**** Extrait cité

Comment va t-elle vivre avec cette histoire ? Je mets en relation le plan final de "passionnément" avec ce plan presque documentaire de la petite fille au 14 juillet filmée avec son père lors de la fête...

Bruno Nuytten : Non seulement vous avez raison mais en plus je voulais mettre la même musique, mais cela ne marchait pas. Je l'ai d'abord monté avec la chanson de Jean Sablon qu'on entend sur la séquence où on voit la fille et le père ensemble pour la dernière fois. Autant ça passe dans le bal du 14 juillet parce qu'elle est kitch, dans le panoramique c'était plus juste, ça éclairait davantage la séquence mais c'était moins libératoire. Si j'avais eu les moyens, j'aurais acheté les droits d'un titre de Lenine, quelque chose de très dansant, de très actuel mais les transactions avec les éditeurs de musiques brésiliennes sont extrêmement complexes. J'ai essayé de mettre la chanson de Piaf mais ça introduisait l'idée que Faustine allait retrouver Loïc à la fin du plan. Je n'aimais pas cette finalité, je préférais le personnage libre de faire ce qu'il voulait. J'ai donc mis cette musique sans queue ni tête mais qui est déjà dans le film lors de la séquence du dîner où tout le monde se fait la gueule.


Objectif Cinéma : Comment le film a t-il été reçu par l"équipe et le producteur ? Quelles ont été leurs réactions ?

Bruno Nuytten : Le film a été fini il y a plus d'un an, fin avril 99. J'ai d'abord fait une projection pour le producteur Jean-Louis Livi, quelques techniciens et les acteurs. J'ai vu des acteurs absolument enchantés d'avoir participé à ce film, j'espère qu'ils le sont toujours malgré l'échec, et j'ai vu un producteur très heureux. A partir de là, le film n'est pas sorti. Il était d'abord question de le sortir le 31 juillet 1999 dans trois salles. J'avais l'impression que ce n'était pas juste, j'ai résisté. Autant mettre le film à la poubelle. J'ai réussi à faire changer d'avis le producteur. Tout cela s'est fait dans des réunions auxquelles je n'étais pas convié. Je n'ai jamais rencontré les gens d'Océan Films mais c'est vrai que je n'ai pas cherché à les rencontrer non plus. Le film devait ensuite sortir en janvier, puis non, etc, jusqu'au 31 mai 1999.

********
**** Données

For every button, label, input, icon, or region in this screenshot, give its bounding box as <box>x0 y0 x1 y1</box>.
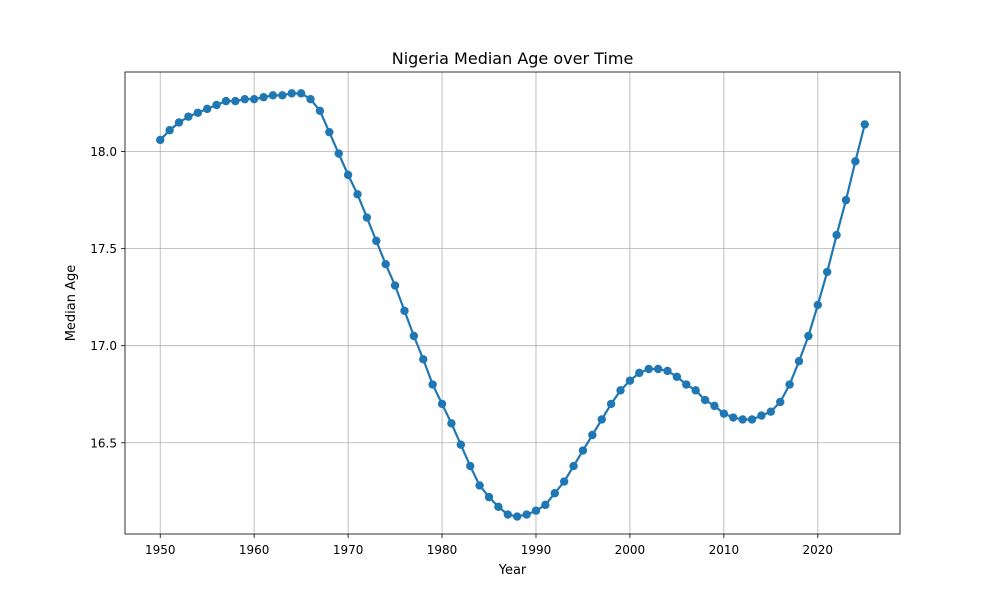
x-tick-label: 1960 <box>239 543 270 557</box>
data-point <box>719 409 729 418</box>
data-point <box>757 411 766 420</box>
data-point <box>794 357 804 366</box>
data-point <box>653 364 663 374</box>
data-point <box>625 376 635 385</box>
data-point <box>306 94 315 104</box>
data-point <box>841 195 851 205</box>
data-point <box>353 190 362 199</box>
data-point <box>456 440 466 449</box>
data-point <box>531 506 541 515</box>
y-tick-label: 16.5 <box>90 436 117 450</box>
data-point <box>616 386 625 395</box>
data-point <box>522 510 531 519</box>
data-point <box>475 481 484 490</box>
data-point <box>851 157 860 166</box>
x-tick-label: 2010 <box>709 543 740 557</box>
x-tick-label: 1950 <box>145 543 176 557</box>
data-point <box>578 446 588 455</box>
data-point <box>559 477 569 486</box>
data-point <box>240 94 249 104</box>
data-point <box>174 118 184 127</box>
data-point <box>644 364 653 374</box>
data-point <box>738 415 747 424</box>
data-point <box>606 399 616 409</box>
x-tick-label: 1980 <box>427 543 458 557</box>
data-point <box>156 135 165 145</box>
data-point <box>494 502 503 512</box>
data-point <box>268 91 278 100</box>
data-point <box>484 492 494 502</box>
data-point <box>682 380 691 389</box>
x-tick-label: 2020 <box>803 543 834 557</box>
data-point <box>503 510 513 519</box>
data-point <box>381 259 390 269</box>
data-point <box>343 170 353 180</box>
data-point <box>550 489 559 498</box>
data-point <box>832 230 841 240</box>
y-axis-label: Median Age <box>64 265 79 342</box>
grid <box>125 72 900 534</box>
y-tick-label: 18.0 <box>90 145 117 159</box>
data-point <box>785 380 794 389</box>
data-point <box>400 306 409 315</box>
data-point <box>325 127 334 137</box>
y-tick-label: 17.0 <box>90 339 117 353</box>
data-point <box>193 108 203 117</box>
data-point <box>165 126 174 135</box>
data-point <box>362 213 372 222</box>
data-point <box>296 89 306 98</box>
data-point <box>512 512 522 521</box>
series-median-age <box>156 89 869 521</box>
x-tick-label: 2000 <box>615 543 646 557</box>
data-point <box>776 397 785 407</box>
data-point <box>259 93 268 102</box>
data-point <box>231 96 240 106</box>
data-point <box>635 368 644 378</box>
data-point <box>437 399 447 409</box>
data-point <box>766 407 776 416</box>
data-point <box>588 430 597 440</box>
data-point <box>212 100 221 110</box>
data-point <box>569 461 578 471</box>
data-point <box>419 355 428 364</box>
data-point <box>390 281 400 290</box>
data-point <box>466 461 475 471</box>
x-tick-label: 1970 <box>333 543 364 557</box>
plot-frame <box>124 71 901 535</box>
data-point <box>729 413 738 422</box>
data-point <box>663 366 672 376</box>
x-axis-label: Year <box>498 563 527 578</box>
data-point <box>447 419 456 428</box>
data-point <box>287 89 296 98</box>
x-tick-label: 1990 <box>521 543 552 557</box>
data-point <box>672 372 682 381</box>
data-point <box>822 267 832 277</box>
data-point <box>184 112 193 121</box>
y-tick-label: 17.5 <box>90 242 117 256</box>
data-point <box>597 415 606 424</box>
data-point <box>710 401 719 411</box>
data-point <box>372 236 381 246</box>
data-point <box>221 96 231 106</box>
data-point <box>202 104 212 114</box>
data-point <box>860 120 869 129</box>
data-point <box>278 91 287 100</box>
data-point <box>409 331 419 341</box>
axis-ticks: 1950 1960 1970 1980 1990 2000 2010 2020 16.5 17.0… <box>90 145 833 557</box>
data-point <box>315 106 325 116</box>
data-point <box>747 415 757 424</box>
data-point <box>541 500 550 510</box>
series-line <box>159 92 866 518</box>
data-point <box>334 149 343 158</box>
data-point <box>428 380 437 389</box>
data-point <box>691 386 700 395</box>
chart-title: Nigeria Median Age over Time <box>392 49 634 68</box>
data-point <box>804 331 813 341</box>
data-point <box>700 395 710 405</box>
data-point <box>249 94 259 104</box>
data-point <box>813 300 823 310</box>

********

# Énoncé
Pouvez-vous reprendre l'entretien avec Bruno Nuytten sur son film juste après la dernière phrase de l'extrait cité, et en poursuivre le fil ?

# Corrigé
Objectif Cinéma : Il est resté un an au placard en fait

Bruno Nuytten : Oui. Et il aurait pu y rester...


Objectif Cinéma : Plus longtemps ?

Bruno Nuytten : Non, ça coute de l'argent de laisser un film au placard. Des agios couraient, ça ne fait plaisir à personne. En plus il faut que le producteur récupére son fond de soutien. Il faut qu'il sorte au moins une journée dans une salle. Ou une séance dans une salle payante. J'ai cru après le mois de janvier que le film ne sortirait pas mais les succès de Charlotte Gainsbourg dans "la bûche" et de Lanvin dans "le goût des autres", tournés tous deux longtemps après le mien et sortis avant, ont redonné une chance au film. Après Cannes, le circuit Gaumont s'est dit "pourquoi pas ? Tentons le coup pendant une semaine mais on le débarque ensuite s'il n'y pas d'entrées." Et c'est ce qui s'est passé. Il n'y a pas eu un nombre d'entrées indispensable à l'ambition du projet. Donc c'est comme s'il n'y en avait pas eu du tout. Et quitte à ce qu'il n'y en ait pas, autant qu'il n'y en ait pas du tout. Parce qu'après ça coûte de l'argent et ça n'intéresse plus personne. Au bout du compte ça va coûter de l'argent à France 3, TPS et au producteur... C'est France 3 le grand perdant dans tout ça car ils ont mis 15 millions de francs dans l'opération, ça leur fait un espace d'1h40 dans deux ans en prime time même s'il va avoir du mal à être programmé en prime time...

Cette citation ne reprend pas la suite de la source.